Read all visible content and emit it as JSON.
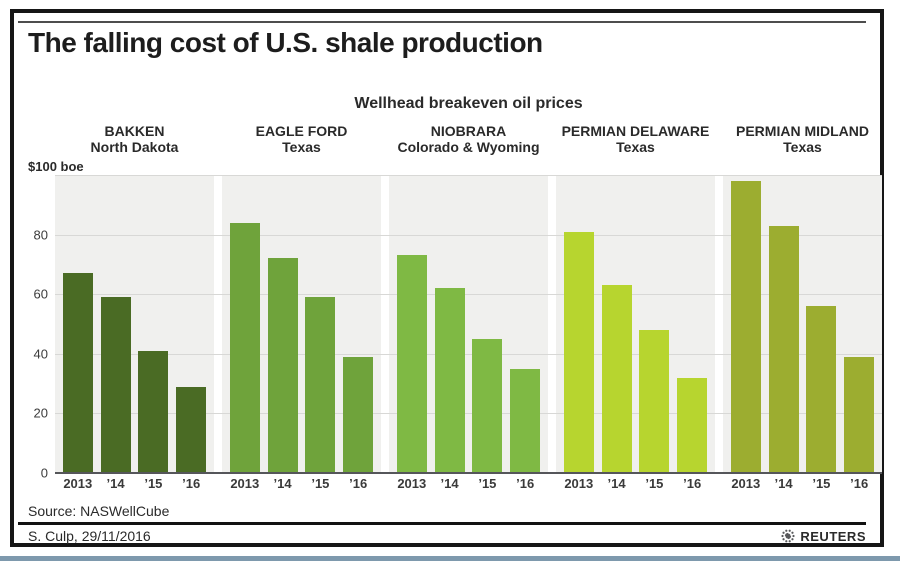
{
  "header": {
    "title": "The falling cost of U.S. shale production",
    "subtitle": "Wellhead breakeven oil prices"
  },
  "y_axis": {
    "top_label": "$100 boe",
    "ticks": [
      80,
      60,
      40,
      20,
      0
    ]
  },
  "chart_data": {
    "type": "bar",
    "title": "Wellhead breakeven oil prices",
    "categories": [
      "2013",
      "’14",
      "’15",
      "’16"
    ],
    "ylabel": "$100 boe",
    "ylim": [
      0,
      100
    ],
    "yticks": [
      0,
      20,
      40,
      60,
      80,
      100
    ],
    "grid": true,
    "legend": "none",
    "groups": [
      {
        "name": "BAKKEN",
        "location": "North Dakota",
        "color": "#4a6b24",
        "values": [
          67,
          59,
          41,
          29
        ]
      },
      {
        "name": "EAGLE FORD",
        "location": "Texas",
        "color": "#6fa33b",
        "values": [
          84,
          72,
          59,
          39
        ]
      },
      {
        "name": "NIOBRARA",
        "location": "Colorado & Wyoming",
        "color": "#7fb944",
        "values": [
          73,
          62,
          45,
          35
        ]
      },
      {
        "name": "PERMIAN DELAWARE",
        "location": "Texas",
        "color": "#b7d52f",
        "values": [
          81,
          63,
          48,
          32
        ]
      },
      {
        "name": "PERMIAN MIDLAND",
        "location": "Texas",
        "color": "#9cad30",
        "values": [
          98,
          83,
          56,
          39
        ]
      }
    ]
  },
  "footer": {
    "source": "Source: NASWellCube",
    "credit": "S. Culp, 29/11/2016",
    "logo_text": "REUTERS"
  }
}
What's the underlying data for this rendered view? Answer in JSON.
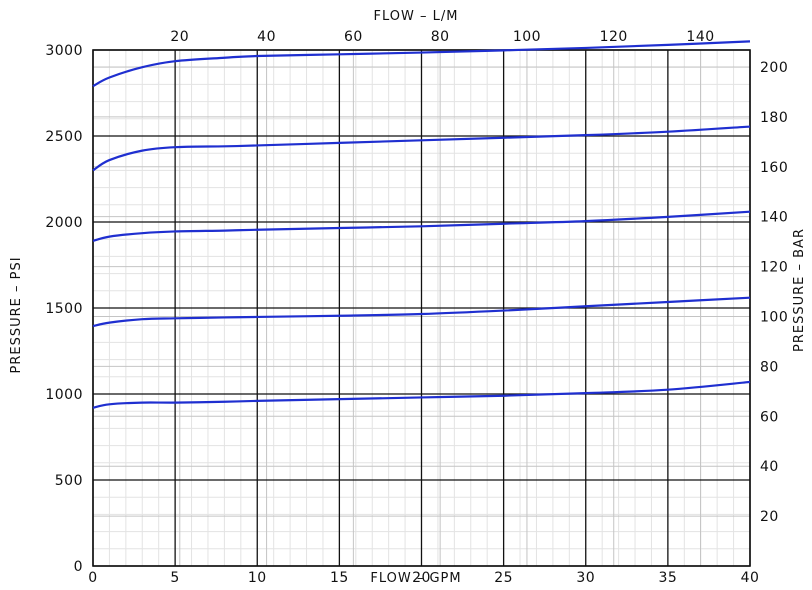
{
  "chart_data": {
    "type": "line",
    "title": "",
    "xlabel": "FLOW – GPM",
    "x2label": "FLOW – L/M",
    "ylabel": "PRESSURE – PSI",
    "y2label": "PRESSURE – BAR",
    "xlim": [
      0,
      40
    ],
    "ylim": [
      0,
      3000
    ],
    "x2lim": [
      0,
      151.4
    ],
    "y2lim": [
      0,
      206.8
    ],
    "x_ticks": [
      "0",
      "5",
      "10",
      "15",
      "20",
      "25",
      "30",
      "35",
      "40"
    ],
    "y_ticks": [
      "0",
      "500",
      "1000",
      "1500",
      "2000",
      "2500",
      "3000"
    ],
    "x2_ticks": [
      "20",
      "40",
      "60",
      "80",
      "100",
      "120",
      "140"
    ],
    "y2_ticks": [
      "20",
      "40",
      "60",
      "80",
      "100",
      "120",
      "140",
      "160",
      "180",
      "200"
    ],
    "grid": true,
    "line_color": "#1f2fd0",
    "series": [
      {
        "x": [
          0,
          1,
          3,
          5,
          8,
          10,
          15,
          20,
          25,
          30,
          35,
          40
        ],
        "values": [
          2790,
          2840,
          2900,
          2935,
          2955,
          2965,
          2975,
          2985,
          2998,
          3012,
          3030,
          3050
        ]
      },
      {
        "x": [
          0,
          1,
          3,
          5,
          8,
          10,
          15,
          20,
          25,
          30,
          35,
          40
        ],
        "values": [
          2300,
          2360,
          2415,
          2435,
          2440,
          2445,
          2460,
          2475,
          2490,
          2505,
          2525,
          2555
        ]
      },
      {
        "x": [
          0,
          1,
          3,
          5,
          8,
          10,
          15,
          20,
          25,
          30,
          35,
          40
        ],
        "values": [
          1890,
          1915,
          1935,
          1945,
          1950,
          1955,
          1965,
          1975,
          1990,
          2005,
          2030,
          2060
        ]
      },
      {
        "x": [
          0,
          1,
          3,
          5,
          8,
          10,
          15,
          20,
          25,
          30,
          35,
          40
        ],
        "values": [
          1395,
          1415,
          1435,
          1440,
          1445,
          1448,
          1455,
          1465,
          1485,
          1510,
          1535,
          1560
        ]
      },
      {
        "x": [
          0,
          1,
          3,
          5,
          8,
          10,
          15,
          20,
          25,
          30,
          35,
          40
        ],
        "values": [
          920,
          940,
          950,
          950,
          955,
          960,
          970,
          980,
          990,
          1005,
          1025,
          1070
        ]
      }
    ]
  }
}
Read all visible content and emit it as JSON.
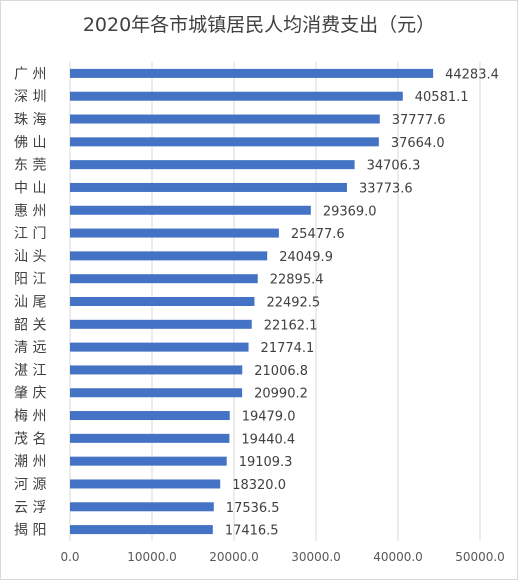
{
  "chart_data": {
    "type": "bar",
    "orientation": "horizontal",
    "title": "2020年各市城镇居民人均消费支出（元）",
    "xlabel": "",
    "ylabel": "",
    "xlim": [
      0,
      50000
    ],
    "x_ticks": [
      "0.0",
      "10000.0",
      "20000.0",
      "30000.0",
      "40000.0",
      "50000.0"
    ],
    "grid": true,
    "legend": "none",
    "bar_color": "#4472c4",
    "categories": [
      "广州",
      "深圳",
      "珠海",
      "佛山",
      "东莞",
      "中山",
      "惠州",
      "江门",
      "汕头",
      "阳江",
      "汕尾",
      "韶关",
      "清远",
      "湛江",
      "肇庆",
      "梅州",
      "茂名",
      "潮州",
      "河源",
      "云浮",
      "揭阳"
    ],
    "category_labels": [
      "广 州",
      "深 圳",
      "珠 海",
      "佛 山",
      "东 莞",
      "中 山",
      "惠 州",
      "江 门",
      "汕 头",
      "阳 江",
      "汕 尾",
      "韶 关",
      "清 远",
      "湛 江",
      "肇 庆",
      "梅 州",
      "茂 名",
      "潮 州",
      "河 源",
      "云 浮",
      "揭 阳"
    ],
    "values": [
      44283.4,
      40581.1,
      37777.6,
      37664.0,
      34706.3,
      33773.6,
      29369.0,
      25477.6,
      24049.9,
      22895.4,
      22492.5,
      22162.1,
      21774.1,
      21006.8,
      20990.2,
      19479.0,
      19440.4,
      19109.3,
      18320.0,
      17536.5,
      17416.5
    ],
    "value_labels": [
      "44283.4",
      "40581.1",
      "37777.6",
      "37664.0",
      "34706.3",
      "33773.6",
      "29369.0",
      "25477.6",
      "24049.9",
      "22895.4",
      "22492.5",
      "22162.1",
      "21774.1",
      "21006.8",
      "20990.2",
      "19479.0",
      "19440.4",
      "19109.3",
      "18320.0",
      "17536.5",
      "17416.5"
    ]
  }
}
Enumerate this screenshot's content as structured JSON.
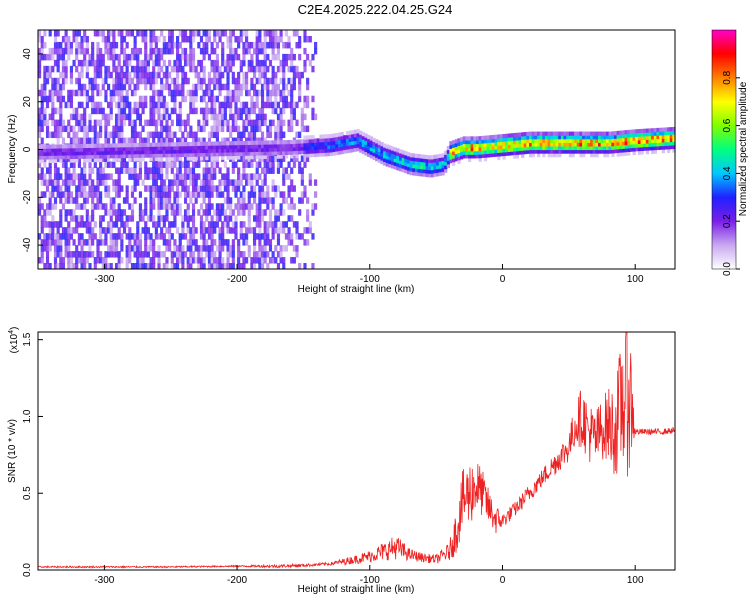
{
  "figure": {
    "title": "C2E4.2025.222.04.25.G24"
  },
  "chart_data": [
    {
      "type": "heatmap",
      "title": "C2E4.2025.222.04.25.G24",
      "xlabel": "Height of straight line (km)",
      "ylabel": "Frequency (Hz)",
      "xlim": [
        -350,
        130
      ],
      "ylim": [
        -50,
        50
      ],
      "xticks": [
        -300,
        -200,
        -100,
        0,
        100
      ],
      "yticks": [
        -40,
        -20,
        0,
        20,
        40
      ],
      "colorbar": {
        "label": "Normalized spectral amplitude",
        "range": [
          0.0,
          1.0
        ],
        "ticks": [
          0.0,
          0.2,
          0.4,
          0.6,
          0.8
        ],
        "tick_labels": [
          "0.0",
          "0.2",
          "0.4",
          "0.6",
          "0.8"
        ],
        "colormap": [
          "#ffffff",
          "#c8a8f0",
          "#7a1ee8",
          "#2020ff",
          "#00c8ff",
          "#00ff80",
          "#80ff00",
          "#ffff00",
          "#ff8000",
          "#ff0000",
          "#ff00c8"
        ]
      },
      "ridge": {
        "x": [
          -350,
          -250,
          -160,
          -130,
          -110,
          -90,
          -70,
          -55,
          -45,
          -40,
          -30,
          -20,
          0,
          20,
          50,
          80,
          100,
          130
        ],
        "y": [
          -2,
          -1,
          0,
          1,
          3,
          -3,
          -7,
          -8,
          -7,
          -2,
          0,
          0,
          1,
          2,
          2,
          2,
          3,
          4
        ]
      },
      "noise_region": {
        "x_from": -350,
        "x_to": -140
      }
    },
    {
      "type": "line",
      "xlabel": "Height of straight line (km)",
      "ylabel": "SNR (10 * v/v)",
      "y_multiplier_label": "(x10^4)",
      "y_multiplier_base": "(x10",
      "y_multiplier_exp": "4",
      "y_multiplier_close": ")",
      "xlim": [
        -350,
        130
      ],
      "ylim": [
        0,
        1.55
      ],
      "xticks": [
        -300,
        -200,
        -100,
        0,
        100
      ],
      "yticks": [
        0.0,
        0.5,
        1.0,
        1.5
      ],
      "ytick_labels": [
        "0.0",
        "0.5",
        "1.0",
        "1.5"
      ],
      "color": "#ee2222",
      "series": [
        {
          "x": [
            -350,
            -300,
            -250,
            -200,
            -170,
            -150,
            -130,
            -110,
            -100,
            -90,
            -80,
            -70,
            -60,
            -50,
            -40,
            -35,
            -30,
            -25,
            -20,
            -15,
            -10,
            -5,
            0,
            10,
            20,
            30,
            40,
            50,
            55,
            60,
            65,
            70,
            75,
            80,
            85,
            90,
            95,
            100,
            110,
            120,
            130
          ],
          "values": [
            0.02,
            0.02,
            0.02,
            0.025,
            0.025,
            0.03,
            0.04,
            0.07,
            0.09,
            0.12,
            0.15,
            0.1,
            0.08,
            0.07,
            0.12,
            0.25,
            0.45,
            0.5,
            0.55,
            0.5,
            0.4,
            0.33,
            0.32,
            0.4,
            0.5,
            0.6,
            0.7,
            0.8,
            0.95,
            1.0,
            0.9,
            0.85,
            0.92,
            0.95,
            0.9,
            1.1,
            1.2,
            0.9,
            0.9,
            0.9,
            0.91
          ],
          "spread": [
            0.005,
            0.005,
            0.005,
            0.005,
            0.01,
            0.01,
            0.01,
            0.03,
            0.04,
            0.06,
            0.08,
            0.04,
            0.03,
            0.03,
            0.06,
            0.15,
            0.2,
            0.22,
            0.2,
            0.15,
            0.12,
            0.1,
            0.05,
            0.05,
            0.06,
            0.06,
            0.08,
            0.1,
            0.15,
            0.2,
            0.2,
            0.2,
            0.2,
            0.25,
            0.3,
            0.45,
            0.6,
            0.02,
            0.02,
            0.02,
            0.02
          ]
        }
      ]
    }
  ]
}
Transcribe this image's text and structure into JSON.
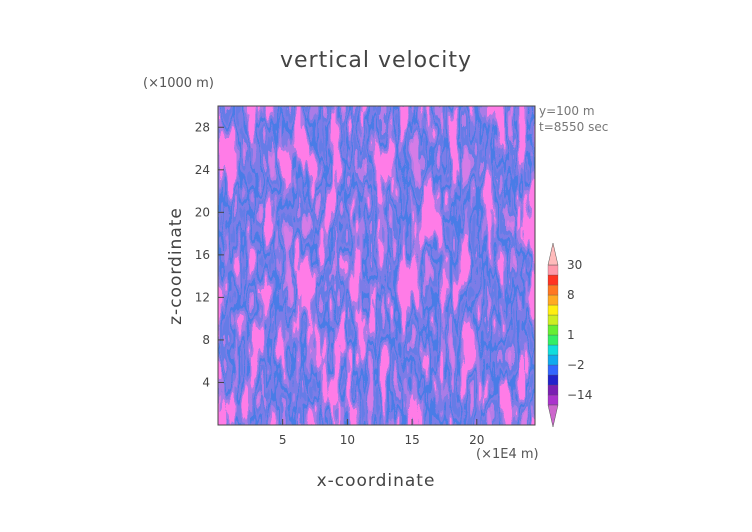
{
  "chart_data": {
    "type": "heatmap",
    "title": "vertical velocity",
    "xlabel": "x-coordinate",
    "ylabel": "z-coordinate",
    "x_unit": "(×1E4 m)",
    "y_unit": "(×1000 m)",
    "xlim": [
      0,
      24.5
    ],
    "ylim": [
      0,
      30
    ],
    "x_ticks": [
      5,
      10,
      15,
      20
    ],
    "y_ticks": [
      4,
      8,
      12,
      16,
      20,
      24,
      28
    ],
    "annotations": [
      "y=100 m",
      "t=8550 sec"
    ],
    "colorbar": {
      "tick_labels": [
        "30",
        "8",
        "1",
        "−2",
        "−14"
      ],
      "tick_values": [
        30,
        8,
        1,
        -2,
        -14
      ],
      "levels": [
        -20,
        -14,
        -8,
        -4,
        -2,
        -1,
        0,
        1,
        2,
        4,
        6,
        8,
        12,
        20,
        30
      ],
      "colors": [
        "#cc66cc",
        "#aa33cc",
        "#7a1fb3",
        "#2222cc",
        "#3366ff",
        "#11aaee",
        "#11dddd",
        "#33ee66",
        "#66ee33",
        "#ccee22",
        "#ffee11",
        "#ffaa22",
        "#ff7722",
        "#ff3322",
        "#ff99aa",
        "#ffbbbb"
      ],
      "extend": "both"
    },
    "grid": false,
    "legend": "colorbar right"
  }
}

---

**EXERCISE OBJECTIVE:** Within the material above, find the lines that contain the word "ylabel"; copy them.

**COMPLETE RESPONSE:**
    "ylabel": "$100 boe",
    "ylabel": "PRESSURE – PSI",
    "ylabel": "",
      "ylabel": "Frequency (Hz)",
      "ylabel": "SNR (10 * v/v)",
    "ylabel": "z-coordinate",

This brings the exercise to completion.